Dataset extract:
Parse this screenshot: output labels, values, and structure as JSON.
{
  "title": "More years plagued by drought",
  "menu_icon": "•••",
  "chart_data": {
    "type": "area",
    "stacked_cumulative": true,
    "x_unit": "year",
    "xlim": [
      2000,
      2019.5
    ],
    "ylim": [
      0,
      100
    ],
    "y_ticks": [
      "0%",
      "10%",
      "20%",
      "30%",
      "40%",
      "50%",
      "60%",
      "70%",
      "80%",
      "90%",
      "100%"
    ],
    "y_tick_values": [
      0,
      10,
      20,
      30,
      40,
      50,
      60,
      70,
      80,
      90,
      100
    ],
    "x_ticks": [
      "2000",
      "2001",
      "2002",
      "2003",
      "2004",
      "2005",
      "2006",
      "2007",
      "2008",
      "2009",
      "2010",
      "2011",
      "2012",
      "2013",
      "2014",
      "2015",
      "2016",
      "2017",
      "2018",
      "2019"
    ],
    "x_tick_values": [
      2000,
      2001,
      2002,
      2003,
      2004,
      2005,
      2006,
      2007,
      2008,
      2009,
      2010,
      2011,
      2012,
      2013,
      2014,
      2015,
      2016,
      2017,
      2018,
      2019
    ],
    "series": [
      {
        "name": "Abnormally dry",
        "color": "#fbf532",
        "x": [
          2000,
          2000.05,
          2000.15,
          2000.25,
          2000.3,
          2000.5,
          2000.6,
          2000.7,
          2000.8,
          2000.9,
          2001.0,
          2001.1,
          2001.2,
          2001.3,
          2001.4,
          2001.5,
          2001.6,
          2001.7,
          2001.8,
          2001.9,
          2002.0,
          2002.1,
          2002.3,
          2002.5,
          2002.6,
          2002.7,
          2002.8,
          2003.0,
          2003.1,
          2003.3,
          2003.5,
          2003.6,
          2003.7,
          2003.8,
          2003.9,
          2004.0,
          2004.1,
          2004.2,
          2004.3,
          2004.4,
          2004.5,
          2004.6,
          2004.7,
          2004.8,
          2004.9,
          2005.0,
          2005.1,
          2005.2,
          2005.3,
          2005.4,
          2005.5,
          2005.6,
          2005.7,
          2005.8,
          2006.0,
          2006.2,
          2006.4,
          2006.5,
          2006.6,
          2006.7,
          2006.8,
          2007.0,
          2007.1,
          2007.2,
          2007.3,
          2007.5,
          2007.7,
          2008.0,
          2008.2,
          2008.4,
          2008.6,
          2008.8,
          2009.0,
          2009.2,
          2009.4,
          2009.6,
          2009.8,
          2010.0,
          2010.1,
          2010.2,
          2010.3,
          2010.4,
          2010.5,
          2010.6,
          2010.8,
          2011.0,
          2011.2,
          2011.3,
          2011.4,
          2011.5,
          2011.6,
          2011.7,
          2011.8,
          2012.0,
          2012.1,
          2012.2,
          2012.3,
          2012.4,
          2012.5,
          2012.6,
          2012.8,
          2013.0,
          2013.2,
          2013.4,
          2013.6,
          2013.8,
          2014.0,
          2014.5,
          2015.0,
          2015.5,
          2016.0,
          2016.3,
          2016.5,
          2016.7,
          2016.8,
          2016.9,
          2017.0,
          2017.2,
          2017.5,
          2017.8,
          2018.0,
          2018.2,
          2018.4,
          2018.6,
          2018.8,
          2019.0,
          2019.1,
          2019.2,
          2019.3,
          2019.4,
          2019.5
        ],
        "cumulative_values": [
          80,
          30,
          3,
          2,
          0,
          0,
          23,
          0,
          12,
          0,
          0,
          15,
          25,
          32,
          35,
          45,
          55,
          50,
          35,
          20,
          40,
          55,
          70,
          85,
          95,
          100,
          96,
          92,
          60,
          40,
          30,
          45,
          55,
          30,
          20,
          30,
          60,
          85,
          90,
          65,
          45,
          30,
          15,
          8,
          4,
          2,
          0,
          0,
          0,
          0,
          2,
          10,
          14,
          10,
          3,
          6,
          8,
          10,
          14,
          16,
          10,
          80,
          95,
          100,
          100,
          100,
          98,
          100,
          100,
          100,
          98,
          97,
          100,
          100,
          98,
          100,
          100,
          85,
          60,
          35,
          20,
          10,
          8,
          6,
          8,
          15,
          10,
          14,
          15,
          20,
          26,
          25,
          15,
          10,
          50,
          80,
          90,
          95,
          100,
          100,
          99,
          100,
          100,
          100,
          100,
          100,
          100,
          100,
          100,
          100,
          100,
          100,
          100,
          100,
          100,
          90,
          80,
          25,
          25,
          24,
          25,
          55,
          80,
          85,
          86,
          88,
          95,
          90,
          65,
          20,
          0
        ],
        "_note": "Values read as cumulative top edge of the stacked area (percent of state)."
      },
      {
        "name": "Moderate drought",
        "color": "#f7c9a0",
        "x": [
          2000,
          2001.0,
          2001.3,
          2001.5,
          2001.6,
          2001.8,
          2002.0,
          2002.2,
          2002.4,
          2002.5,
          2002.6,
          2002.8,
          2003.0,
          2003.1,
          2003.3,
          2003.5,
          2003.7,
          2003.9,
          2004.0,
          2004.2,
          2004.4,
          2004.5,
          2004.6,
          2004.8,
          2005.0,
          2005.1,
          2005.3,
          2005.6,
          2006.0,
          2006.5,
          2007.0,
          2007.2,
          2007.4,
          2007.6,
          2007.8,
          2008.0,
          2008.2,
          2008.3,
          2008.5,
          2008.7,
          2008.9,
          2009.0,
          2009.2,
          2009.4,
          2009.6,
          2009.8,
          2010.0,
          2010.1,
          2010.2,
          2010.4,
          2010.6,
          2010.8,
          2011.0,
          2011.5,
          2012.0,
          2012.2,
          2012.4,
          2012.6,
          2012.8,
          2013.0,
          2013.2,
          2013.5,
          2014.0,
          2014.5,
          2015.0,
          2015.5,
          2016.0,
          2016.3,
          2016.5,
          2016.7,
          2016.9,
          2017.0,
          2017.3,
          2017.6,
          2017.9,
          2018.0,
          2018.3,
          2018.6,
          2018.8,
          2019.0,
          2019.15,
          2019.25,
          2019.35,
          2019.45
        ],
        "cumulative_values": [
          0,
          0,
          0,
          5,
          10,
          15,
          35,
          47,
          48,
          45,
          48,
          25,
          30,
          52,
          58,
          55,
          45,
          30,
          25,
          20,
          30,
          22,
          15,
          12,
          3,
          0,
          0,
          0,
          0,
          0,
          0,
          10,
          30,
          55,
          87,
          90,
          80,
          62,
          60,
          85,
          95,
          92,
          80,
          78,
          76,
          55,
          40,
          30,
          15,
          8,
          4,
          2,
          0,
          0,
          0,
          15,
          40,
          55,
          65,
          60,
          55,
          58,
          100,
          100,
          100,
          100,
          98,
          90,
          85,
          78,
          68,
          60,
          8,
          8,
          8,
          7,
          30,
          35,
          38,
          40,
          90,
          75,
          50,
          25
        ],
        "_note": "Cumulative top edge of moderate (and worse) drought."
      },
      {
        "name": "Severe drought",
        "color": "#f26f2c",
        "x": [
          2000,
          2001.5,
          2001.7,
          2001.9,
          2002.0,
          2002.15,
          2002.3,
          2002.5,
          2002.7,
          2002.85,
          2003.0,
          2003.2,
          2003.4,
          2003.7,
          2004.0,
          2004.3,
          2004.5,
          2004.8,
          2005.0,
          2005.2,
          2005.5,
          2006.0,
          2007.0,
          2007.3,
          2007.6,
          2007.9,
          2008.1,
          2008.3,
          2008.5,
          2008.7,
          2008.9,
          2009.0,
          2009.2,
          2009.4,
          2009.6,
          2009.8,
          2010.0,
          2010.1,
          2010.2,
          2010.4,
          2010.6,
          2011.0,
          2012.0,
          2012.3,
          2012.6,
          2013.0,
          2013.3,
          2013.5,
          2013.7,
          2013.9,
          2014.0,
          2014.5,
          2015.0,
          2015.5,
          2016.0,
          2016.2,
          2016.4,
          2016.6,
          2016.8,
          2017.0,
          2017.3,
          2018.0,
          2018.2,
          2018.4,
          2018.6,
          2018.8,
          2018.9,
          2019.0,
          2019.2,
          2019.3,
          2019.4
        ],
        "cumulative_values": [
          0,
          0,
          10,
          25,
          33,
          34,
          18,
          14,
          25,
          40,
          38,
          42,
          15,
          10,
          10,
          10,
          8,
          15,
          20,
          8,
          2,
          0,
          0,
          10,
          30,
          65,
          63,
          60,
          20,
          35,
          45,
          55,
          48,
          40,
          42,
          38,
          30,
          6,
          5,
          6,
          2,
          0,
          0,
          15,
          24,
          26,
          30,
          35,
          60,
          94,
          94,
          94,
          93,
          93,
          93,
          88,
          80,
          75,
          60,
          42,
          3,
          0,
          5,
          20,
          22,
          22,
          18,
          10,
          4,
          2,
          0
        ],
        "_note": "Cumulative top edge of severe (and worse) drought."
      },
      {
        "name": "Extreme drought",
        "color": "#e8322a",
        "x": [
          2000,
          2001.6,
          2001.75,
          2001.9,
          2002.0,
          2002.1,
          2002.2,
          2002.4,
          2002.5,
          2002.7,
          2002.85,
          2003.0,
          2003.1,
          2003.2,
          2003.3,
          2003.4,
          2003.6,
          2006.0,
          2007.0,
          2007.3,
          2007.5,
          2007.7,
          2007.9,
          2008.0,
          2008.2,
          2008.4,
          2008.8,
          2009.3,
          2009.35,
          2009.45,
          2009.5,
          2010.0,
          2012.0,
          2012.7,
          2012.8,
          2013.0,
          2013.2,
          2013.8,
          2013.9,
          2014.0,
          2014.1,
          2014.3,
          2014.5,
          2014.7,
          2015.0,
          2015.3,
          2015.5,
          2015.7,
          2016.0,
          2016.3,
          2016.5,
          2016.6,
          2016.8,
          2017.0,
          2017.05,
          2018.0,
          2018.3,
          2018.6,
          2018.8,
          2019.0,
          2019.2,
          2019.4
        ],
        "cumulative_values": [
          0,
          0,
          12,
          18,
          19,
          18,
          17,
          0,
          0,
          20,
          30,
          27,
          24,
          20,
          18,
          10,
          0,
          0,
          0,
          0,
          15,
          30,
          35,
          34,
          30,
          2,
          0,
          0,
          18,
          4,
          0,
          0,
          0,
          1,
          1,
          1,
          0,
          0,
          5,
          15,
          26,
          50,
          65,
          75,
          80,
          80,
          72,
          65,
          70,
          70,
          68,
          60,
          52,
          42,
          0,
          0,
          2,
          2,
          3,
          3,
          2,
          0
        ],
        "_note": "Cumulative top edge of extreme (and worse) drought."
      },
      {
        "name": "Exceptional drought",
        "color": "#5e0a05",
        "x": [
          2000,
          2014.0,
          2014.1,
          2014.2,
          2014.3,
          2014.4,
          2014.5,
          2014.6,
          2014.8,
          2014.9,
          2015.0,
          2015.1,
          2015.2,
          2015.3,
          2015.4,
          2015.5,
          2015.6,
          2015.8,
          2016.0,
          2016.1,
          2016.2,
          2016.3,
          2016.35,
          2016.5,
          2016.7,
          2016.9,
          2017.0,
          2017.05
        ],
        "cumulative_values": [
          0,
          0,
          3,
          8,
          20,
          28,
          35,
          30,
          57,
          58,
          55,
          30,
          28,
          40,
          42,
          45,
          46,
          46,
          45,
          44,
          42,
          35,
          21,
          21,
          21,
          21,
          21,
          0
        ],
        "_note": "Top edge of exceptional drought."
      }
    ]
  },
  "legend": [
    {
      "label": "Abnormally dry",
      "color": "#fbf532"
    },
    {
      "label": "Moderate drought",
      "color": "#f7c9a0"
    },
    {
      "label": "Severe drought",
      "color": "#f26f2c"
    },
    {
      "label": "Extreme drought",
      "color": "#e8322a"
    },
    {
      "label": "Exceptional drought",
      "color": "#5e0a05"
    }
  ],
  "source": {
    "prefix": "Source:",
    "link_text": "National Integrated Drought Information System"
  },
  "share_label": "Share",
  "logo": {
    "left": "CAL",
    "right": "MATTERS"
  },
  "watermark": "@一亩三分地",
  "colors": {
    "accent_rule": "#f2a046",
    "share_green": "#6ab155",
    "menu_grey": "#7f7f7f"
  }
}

Set exercise:
Copy out each line that contains the word "worse".

Task response:
        "_note": "Cumulative top edge of moderate (and worse) drought."
        "_note": "Cumulative top edge of severe (and worse) drought."
        "_note": "Cumulative top edge of extreme (and worse) drought."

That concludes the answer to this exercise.